## Exercise task
Extract the text of every entry below exactly; leave images out.
>> BEGIN Excerpted records
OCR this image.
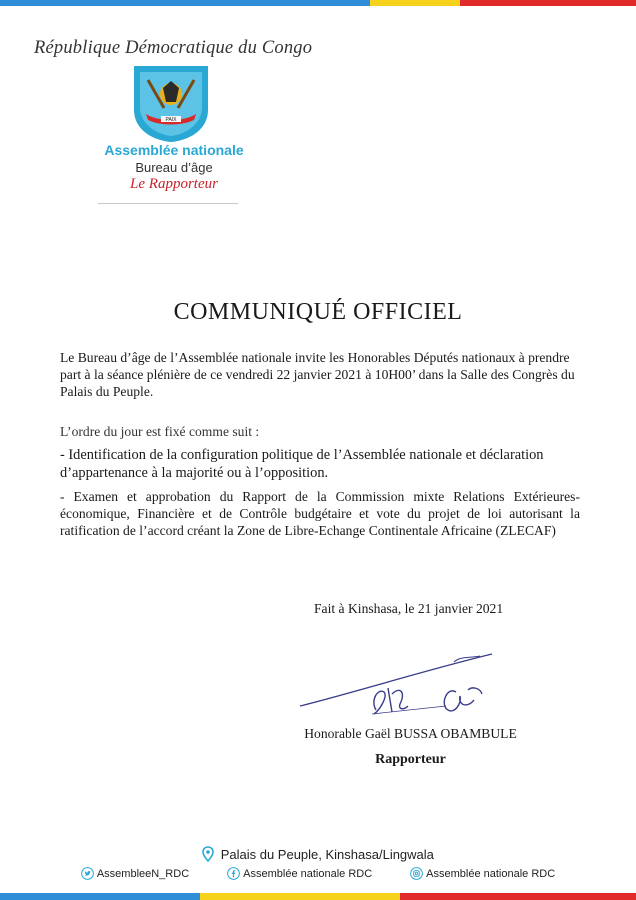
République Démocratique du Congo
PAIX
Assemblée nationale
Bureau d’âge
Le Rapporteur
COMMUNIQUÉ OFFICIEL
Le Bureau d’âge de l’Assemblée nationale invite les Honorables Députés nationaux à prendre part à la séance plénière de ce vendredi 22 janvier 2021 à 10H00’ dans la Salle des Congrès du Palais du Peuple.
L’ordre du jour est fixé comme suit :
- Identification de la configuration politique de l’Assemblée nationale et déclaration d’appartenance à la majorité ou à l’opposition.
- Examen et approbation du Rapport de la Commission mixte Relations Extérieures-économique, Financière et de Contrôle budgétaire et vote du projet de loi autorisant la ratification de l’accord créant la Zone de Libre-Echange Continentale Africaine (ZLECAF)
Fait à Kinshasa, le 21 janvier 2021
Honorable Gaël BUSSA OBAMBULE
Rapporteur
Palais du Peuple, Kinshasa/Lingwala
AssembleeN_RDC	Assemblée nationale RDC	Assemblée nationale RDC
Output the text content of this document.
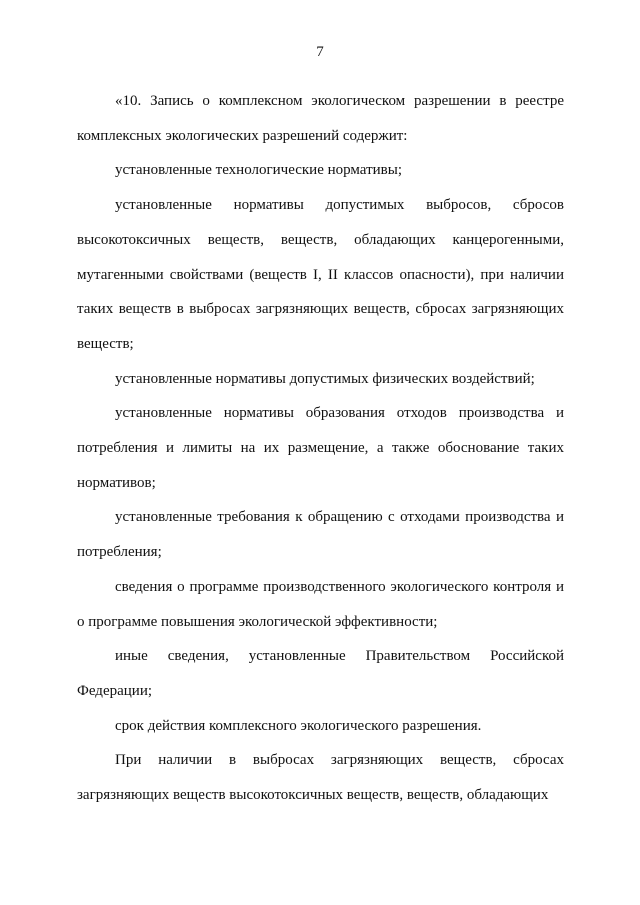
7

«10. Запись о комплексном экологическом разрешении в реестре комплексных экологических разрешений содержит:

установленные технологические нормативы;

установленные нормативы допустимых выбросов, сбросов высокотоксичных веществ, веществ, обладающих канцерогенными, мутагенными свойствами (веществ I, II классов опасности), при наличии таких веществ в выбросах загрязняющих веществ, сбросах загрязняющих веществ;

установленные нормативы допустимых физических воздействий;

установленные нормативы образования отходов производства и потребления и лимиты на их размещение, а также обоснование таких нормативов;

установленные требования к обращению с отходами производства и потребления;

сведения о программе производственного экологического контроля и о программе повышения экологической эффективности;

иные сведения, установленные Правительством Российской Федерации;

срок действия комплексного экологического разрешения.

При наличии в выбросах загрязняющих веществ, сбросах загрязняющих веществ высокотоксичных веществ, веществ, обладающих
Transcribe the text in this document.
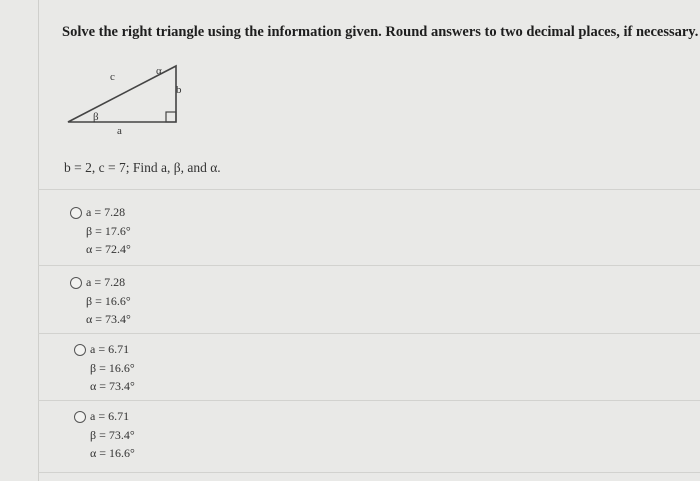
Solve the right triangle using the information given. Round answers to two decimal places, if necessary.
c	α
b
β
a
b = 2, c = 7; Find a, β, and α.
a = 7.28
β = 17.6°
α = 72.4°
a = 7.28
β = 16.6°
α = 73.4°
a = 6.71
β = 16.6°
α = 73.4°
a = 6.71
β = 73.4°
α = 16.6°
>> END Excerpted records
## Worked solution
OCR this image.
République Démocratique du Congo
PAIX
Assemblée nationale
Bureau d’âge
Le Rapporteur
COMMUNIQUÉ OFFICIEL
Le Bureau d’âge de l’Assemblée nationale invite les Honorables Députés nationaux à prendre part à la séance plénière de ce vendredi 22 janvier 2021 à 10H00’ dans la Salle des Congrès du Palais du Peuple.
L’ordre du jour est fixé comme suit :
- Identification de la configuration politique de l’Assemblée nationale et déclaration d’appartenance à la majorité ou à l’opposition.
- Examen et approbation du Rapport de la Commission mixte Relations Extérieures-économique, Financière et de Contrôle budgétaire et vote du projet de loi autorisant la ratification de l’accord créant la Zone de Libre-Echange Continentale Africaine (ZLECAF)
Fait à Kinshasa, le 21 janvier 2021
Honorable Gaël BUSSA OBAMBULE
Rapporteur
Palais du Peuple, Kinshasa/Lingwala
AssembleeN_RDC	Assemblée nationale RDC	Assemblée nationale RDC
Output the text content of this document.
7

«10. Запись о комплексном экологическом разрешении в реестре комплексных экологических разрешений содержит:

установленные технологические нормативы;

установленные нормативы допустимых выбросов, сбросов высокотоксичных веществ, веществ, обладающих канцерогенными, мутагенными свойствами (веществ I, II классов опасности), при наличии таких веществ в выбросах загрязняющих веществ, сбросах загрязняющих веществ;

установленные нормативы допустимых физических воздействий;

установленные нормативы образования отходов производства и потребления и лимиты на их размещение, а также обоснование таких нормативов;

установленные требования к обращению с отходами производства и потребления;

сведения о программе производственного экологического контроля и о программе повышения экологической эффективности;

иные сведения, установленные Правительством Российской Федерации;

срок действия комплексного экологического разрешения.

При наличии в выбросах загрязняющих веществ, сбросах загрязняющих веществ высокотоксичных веществ, веществ, обладающих
Transcribe the text in this document.
Solve the right triangle using the information given. Round answers to two decimal places, if necessary.
c	α
b
β
a
b = 2, c = 7; Find a, β, and α.
a = 7.28
β = 17.6°
α = 72.4°
a = 7.28
β = 16.6°
α = 73.4°
a = 6.71
β = 16.6°
α = 73.4°
a = 6.71
β = 73.4°
α = 16.6°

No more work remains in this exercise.